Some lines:
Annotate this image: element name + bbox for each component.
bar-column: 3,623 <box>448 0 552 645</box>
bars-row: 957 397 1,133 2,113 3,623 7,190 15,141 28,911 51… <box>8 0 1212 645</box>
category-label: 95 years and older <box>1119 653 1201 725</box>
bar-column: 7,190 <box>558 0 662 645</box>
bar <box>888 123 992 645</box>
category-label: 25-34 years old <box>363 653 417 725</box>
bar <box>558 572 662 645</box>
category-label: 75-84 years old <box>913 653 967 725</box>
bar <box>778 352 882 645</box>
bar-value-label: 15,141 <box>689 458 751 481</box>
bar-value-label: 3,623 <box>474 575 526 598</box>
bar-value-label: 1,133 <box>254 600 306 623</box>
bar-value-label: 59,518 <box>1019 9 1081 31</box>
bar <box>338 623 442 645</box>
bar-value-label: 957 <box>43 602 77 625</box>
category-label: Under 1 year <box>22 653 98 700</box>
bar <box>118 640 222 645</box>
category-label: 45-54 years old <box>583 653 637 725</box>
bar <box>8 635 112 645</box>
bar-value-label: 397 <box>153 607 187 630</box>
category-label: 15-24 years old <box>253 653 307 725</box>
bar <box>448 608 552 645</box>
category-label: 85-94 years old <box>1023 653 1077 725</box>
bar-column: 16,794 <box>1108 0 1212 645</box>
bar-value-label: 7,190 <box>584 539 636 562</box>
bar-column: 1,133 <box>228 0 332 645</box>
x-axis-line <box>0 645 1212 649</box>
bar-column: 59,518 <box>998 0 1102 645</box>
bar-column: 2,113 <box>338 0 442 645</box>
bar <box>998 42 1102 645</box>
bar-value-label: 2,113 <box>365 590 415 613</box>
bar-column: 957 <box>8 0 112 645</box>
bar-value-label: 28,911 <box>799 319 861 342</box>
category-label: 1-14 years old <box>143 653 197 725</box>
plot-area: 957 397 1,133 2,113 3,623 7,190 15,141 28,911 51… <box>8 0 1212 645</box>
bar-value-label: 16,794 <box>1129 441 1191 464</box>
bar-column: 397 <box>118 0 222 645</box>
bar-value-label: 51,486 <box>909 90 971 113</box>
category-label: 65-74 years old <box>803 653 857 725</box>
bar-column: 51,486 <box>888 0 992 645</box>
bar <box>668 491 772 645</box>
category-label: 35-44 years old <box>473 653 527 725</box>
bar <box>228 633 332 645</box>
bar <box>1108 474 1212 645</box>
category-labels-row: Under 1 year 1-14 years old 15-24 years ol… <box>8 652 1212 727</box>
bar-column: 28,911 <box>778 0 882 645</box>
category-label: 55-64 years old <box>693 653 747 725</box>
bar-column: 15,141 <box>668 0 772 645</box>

■ **Problem**
Present every line above as a JSON array of strings with one string per line, omitting any blank lines.

■ **Finished answer**
[
  "Annotate this image: element name + bbox for each component.",
  "bar-column: 3,623 <box>448 0 552 645</box>",
  "bars-row: 957 397 1,133 2,113 3,623 7,190 15,141 28,911 51… <box>8 0 1212 645</box>",
  "category-label: 95 years and older <box>1119 653 1201 725</box>",
  "bar-column: 7,190 <box>558 0 662 645</box>",
  "bar <box>888 123 992 645</box>",
  "category-label: 25-34 years old <box>363 653 417 725</box>",
  "bar <box>558 572 662 645</box>",
  "category-label: 75-84 years old <box>913 653 967 725</box>",
  "bar <box>778 352 882 645</box>",
  "bar-value-label: 15,141 <box>689 458 751 481</box>",
  "bar-value-label: 3,623 <box>474 575 526 598</box>",
  "bar-value-label: 1,133 <box>254 600 306 623</box>",
  "bar-value-label: 59,518 <box>1019 9 1081 31</box>",
  "bar <box>338 623 442 645</box>",
  "bar-value-label: 957 <box>43 602 77 625</box>",
  "category-label: Under 1 year <box>22 653 98 700</box>",
  "bar <box>118 640 222 645</box>",
  "category-label: 45-54 years old <box>583 653 637 725</box>",
  "bar <box>8 635 112 645</box>",
  "bar-value-label: 397 <box>153 607 187 630</box>",
  "category-label: 15-24 years old <box>253 653 307 725</box>",
  "bar <box>448 608 552 645</box>",
  "category-label: 85-94 years old <box>1023 653 1077 725</box>",
  "bar-column: 16,794 <box>1108 0 1212 645</box>",
  "bar-value-label: 7,190 <box>584 539 636 562</box>",
  "bar-column: 1,133 <box>228 0 332 645</box>",
  "x-axis-line <box>0 645 1212 649</box>",
  "bar-column: 59,518 <box>998 0 1102 645</box>",
  "bar-column: 2,113 <box>338 0 442 645</box>",
  "bar <box>998 42 1102 645</box>",
  "bar-value-label: 2,113 <box>365 590 415 613</box>",
  "bar-column: 957 <box>8 0 112 645</box>",
  "bar-value-label: 28,911 <box>799 319 861 342</box>",
  "category-label: 1-14 years old <box>143 653 197 725</box>",
  "plot-area: 957 397 1,133 2,113 3,623 7,190 15,141 28,911 51… <box>8 0 1212 645</box>",
  "bar-value-label: 16,794 <box>1129 441 1191 464</box>",
  "bar-column: 397 <box>118 0 222 645</box>",
  "bar-value-label: 51,486 <box>909 90 971 113</box>",
  "category-label: 65-74 years old <box>803 653 857 725</box>",
  "bar-column: 51,486 <box>888 0 992 645</box>",
  "bar <box>668 491 772 645</box>",
  "category-label: 35-44 years old <box>473 653 527 725</box>",
  "bar <box>228 633 332 645</box>",
  "bar <box>1108 474 1212 645</box>",
  "category-labels-row: Under 1 year 1-14 years old 15-24 years ol… <box>8 652 1212 727</box>",
  "bar-column: 28,911 <box>778 0 882 645</box>",
  "category-label: 55-64 years old <box>693 653 747 725</box>",
  "bar-column: 15,141 <box>668 0 772 645</box>"
]